::: PROVIDED PASSAGE :::

Time for the theory. I found the following video on Youtube and after some replaying to understand it (the guy talks quite fast), I thought it seemed interesting enough to share this with you.
Kazuya-san discusses why Kpop is not that established in Japan. After all, compared to hugely popular AKB48, Kpop idols sing and dance better. So why do Japanese people love AKB48 more? Korean idols are “perfect” when they make their debut in Japan. And the Japanese are not very fond of that perfectness: they prefer some degree of “inexperience” (未熟). Watching the “growth” (成長) of their idols, encouraging them as dedicated fans from the sideline, is what the Japanese enjoy. That makes a possible answer on the question why TVXQ succeeded in Japan: they started with nothing. Kazuya-san points out that this theme of growth is a big thing in Japanese pop culture (“国民のテーマ”). For example, in the manga One Piece, the reader enjoys how Luffy and his fellows grow and mature with time. The same goes for Dragonball. In my opinion, this is not only a characteristic of popular culture, but also of Japanese culture in general. For example, if you only speak a bit Japanese, you will be encouraged and made compliments to all the time. But oh dear if they realize your Japanese is flawless. As you are foreigner, this kind of “perfection” is not acceptable.
In the second part, Kazuya-san informs us that especially women love Kpop, and that it doesn’t appeal to Japanese men at all. Kpop boy band members are pretty boys… with a muscular body. Again too much perfection. On which a women commented that she prefers “more natural beauty” and therefore does not admire Korean idols.
Belgian Reactions on Kpop Boy Bands
I asked my friends some questions on this topic. Most of them didn’t know a single thing about it, some of them knew what it was about but didn’t listen to it in particular, and others were Kpop fans. I showed some MVs (Lucifer – Shinee; Fantastic Baby – Big Bang; Mr. Simple – Super Junior; Warrior – B.A.P.; Mirotic – TVXQ; Baby Good Night – B1A4) and asked several questions about the things I discussed throughout these three posts. I was glad to hear diverse opinions and points of view I had not thought of myself. Of course that was part of my intention.
Thanks to Delphine, Elise, Emma, Erik, Famke, Kris, Margo, Nina, Sammie, Seppe, Sheena, Stephen and Lotte!

::: LISTING :::

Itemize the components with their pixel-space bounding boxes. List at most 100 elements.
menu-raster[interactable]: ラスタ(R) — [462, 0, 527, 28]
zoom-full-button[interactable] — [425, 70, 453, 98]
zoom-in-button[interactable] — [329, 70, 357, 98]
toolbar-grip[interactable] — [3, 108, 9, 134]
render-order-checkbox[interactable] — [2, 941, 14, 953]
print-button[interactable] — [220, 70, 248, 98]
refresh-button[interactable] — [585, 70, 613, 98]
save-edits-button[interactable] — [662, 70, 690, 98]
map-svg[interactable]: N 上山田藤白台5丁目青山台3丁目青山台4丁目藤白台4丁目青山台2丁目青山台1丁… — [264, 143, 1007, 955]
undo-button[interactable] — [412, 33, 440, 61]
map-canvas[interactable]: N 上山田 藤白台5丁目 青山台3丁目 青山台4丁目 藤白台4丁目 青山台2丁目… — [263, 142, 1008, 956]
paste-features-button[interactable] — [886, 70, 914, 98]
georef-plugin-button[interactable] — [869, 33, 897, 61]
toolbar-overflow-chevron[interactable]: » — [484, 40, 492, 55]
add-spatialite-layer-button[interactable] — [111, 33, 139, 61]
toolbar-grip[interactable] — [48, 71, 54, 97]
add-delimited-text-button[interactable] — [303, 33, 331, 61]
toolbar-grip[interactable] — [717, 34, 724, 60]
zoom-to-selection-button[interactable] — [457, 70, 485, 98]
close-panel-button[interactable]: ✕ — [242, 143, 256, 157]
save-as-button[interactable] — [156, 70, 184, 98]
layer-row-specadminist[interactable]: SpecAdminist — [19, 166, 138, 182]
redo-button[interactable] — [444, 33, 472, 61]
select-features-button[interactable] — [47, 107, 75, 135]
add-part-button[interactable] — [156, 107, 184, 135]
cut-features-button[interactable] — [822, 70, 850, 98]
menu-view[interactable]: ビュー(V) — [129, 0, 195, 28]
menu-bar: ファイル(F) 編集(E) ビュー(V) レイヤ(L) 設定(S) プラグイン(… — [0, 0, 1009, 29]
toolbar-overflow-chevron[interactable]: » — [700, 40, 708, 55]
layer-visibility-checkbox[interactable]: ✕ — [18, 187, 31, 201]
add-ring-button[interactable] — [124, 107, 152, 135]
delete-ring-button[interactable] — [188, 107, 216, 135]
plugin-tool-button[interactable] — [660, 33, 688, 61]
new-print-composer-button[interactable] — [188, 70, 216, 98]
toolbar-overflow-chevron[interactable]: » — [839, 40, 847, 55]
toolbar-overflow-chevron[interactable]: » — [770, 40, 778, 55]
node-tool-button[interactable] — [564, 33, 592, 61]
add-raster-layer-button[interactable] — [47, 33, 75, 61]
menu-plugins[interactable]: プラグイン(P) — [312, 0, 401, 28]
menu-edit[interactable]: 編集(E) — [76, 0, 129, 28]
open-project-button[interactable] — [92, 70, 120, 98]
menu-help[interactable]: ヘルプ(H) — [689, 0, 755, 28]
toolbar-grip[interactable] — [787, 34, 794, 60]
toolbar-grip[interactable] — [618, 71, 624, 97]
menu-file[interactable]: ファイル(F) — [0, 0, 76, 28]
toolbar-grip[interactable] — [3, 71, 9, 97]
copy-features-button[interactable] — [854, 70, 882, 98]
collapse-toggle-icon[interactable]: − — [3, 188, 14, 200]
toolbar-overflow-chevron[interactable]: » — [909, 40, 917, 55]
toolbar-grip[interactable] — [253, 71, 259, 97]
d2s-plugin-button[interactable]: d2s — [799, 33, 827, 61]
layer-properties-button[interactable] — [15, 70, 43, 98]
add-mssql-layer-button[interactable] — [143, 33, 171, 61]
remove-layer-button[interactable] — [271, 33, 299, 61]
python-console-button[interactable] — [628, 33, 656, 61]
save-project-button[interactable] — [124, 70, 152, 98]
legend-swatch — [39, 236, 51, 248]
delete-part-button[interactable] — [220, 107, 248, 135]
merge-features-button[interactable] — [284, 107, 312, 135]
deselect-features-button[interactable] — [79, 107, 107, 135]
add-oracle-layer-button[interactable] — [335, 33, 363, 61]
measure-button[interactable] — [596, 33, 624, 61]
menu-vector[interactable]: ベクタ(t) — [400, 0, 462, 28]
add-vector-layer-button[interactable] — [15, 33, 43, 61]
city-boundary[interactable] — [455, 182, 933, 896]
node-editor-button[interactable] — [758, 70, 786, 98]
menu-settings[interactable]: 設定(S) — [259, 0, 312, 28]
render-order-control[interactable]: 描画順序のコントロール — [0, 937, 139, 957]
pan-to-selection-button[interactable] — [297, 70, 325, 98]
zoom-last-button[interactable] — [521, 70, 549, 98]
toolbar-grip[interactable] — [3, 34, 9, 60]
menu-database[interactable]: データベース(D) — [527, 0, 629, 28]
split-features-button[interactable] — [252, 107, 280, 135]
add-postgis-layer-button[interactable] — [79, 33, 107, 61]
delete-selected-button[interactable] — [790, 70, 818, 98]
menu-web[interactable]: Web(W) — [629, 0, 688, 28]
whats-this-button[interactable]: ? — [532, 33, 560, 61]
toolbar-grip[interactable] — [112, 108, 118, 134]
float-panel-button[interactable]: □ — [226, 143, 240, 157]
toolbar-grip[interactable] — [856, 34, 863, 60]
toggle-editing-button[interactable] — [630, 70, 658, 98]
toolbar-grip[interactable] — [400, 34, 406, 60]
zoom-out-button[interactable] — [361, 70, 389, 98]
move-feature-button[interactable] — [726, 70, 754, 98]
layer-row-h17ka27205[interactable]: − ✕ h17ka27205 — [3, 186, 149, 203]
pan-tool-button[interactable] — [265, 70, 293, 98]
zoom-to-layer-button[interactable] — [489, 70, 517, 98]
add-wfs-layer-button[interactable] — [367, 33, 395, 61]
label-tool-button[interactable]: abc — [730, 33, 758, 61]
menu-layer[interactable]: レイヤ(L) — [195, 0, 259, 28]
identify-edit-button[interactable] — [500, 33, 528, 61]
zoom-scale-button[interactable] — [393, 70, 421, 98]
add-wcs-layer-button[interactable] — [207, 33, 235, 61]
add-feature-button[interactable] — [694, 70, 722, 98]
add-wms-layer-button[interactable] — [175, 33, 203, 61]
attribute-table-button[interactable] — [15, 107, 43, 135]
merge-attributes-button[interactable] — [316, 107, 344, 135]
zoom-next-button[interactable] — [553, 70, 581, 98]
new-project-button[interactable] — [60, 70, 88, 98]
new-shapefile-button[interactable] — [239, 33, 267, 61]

:::

- WORK INSTRUCTIONS:
A) Reproduce the stretch of the Kpop post from "Belgian Reactions on" through "Stephen and Lotte!".
B) Pick up the post on Kpop's reception in Japan and Belgium after its final line and keep writing it.

- ANSWERS TO THE EXERCISES:
A)
Belgian Reactions on Kpop Boy Bands
I asked my friends some questions on this topic. Most of them didn’t know a single thing about it, some of them knew what it was about but didn’t listen to it in particular, and others were Kpop fans. I showed some MVs (Lucifer – Shinee; Fantastic Baby – Big Bang; Mr. Simple – Super Junior; Warrior – B.A.P.; Mirotic – TVXQ; Baby Good Night – B1A4) and asked several questions about the things I discussed throughout these three posts. I was glad to hear diverse opinions and points of view I had not thought of myself. Of course that was part of my intention.
Thanks to Delphine, Elise, Emma, Erik, Famke, Kris, Margo, Nina, Sammie, Seppe, Sheena, Stephen and Lotte!

B)
What about the music? Almost everyone agreed that Kpop is similar to Western pop music. Margo told me some melodies reminded here of the Jonas Brothers. Stephen thought it resembled American pop music. Seppe said that without lyrics the songs could be even from any other country and thought them sometimes a bit too repetitive. Lotte, though, said she was surprised it appealed to her, and couldn’t think of some resembling music style she knew. Delphine and Stephen found the music catchy and cheerful, something that gets stuck in your head very easily. Margo and Erik didn’t like it very much. Erik explained me that the total sound was as stereotypical as Western pop music in choice of chords, harmony, rhythm and melody. Nevertheless, he had the impression that Western pop music is more diversified.
Is it important to understand what they sing? I found it quite striking that male friends answered “no” and female friends “yes”. For Erik there is almost no connection between the lyrics and the music. In the case of classical music, in comparison, the music is often composed in a way it reinforces the sung text. In that case it would be disturbing if you couldn’t understand the language. But in the case of pop music, where the style of composition is more or less similar for every song, understanding Korean lyrics seems unnecessary. In Seppe’s opinion it is sometimes required to understand what is sung in order to appreciate the music, but with pop music this is not the case. Stephen, too, doesn’t think knowledge of the Korean language is necessary to enjoy the music, but if you could understand it, maybe it would be more entertaining, he said.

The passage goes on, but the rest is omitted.